(Some records)
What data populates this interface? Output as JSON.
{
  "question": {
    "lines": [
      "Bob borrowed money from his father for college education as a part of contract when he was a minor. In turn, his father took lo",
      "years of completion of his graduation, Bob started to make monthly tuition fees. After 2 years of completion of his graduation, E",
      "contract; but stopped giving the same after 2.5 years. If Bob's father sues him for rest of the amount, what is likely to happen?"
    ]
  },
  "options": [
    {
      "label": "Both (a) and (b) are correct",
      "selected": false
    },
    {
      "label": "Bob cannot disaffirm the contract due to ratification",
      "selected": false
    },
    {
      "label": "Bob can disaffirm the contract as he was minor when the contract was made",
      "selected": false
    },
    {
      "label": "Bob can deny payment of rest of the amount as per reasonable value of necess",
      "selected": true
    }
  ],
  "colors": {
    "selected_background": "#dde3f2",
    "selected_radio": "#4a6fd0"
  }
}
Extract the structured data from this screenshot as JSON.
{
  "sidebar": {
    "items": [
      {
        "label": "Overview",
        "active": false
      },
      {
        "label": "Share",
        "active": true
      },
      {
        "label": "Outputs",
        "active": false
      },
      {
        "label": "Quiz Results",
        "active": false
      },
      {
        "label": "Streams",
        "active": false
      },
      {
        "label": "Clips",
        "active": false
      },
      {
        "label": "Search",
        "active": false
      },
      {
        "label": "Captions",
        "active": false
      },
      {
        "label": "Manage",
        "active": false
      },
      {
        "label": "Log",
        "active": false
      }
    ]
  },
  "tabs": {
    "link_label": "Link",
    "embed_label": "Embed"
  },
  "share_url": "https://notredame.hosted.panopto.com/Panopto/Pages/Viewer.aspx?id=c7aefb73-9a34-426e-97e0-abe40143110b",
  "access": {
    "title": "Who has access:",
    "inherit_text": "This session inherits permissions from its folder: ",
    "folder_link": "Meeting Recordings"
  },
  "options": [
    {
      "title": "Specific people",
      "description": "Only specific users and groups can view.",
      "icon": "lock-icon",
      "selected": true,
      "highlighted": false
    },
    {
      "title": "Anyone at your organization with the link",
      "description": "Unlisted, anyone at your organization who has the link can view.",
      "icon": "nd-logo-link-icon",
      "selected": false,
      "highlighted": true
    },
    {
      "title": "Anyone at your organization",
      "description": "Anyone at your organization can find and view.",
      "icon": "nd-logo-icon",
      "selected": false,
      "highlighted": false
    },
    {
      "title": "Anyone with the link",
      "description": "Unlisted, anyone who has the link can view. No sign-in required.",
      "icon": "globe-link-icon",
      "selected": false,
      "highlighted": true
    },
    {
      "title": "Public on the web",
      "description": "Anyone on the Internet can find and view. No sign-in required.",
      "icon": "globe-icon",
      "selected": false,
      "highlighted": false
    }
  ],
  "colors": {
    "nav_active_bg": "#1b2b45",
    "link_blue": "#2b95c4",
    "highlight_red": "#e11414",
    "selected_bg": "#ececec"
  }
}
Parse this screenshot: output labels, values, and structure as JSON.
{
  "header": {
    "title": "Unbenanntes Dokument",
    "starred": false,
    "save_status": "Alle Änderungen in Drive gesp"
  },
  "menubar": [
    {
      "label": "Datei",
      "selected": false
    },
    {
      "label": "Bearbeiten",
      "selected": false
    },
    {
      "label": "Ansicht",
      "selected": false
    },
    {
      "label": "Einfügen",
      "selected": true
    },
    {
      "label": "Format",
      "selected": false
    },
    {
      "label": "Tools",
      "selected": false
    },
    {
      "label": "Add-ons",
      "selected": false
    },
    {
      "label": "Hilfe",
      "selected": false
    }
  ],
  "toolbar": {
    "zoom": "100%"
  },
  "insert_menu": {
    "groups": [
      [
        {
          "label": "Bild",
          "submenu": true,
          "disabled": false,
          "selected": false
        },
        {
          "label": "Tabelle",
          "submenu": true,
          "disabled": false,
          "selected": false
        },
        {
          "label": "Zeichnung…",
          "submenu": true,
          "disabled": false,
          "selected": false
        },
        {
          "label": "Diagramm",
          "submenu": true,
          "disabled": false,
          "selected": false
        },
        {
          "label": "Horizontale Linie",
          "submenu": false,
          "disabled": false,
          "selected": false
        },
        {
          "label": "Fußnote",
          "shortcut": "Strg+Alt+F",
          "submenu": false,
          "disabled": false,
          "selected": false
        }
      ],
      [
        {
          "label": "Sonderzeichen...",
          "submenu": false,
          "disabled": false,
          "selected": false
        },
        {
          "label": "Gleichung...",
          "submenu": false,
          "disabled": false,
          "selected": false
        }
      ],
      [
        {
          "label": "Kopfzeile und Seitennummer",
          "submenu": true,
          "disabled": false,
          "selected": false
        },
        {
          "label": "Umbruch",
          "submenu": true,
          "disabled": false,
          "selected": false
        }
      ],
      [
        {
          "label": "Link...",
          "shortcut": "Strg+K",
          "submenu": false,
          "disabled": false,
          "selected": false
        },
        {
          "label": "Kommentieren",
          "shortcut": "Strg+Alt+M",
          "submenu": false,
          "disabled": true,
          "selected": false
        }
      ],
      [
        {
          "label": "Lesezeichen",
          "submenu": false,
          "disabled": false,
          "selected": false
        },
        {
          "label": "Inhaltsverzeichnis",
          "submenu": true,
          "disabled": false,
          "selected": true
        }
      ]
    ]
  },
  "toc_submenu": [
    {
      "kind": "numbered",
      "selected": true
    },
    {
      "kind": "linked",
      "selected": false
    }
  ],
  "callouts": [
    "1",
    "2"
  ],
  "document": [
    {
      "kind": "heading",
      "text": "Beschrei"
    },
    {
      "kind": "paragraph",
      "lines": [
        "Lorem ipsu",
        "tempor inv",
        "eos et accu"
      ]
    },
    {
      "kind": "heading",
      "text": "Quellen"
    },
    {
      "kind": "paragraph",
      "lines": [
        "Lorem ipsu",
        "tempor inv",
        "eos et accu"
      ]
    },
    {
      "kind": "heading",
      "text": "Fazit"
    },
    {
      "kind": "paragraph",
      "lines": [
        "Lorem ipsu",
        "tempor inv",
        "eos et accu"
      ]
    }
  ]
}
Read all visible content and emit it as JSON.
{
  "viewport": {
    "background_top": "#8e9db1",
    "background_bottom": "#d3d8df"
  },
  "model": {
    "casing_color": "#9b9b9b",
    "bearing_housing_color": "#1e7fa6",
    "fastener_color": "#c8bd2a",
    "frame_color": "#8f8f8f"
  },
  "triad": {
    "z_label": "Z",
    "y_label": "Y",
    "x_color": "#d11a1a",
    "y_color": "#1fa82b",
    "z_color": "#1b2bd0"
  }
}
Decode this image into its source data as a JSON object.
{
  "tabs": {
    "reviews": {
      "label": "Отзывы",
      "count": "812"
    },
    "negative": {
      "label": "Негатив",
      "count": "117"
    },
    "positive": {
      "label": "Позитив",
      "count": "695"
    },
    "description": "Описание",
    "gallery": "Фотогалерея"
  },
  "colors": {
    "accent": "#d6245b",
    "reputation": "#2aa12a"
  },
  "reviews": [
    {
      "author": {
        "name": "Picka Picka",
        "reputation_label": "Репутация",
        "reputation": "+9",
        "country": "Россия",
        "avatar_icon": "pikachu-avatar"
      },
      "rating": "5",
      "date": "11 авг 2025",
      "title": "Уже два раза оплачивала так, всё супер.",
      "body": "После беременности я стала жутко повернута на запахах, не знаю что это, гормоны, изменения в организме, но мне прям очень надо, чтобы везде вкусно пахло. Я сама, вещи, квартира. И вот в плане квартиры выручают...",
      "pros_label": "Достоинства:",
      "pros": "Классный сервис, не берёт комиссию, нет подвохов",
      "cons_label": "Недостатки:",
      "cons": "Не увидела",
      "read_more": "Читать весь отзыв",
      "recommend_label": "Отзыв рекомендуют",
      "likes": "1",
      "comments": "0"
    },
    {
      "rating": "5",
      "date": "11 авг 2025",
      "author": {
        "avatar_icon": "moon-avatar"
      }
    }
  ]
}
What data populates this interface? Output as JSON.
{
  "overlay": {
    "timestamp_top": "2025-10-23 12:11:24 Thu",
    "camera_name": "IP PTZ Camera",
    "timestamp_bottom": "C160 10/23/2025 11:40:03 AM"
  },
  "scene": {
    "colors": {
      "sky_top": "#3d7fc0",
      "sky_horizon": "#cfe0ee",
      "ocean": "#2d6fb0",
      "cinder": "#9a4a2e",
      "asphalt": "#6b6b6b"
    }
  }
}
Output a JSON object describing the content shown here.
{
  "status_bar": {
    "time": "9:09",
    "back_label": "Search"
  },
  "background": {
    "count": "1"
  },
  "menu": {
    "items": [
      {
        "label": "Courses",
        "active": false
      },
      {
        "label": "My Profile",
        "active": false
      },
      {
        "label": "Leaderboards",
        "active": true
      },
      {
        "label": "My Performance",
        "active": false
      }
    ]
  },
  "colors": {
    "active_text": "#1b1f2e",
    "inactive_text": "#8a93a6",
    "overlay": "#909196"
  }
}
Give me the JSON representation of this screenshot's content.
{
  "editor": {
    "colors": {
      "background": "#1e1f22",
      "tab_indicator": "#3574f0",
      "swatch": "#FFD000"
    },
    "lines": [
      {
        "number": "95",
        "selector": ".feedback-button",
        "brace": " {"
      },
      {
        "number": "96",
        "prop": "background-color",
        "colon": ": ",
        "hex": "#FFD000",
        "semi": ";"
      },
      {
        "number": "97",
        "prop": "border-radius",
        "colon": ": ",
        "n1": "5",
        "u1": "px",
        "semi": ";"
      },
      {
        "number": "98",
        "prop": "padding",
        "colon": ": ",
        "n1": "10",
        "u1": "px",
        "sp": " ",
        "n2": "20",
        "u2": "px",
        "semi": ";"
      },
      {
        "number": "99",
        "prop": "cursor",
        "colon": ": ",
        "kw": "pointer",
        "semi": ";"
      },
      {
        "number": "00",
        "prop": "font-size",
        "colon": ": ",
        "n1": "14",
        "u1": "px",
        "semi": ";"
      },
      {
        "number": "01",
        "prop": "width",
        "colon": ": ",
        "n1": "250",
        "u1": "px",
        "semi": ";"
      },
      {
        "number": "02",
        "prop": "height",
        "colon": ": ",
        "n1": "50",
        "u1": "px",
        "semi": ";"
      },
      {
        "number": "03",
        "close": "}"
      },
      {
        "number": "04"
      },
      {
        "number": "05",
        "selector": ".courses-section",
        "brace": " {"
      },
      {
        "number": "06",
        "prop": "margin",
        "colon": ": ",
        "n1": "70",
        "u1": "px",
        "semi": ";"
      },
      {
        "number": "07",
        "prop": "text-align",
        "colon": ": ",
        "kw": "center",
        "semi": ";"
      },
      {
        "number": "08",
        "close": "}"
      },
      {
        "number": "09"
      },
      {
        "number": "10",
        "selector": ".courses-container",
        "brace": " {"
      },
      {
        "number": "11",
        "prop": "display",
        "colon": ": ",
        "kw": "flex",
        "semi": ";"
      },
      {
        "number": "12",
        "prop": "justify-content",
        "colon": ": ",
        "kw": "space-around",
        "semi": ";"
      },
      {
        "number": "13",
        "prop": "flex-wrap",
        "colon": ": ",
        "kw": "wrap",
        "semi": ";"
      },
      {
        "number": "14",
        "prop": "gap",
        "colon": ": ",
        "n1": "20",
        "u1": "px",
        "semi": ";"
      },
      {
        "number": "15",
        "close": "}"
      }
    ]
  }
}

(Directions)
Pull every line containing "find" out of the data above.

(Task solution)
      "description": "Anyone at your organization can find and view.",
      "description": "Anyone on the Internet can find and view. No sign-in required.",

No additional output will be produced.